__Task to carry out__. Present each line of the entries below that holds the word "text".

__Supplied entries__.
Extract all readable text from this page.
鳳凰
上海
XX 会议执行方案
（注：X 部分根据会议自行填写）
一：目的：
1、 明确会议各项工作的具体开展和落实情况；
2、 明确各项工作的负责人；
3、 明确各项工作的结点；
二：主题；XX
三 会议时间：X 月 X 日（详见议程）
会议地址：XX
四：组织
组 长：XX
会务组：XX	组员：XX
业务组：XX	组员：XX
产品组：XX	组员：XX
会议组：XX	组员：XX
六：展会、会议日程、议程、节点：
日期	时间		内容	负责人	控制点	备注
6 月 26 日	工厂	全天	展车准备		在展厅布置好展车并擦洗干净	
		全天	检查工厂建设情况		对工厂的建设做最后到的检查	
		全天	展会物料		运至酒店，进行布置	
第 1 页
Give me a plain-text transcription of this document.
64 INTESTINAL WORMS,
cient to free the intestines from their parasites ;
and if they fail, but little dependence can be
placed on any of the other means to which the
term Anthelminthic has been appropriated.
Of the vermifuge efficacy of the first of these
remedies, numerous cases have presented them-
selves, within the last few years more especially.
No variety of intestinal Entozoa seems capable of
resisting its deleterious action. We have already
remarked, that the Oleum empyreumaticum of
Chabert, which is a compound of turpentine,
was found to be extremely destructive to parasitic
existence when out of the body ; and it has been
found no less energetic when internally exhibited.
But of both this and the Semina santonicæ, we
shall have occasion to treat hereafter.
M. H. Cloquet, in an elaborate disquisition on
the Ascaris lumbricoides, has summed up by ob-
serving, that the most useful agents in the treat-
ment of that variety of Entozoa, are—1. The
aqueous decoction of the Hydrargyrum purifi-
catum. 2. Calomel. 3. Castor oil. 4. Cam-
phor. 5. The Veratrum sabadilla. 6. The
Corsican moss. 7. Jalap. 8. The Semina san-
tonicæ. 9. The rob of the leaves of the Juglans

__Task answer__.
Extract all readable text from this page.
Give me a plain-text transcription of this document.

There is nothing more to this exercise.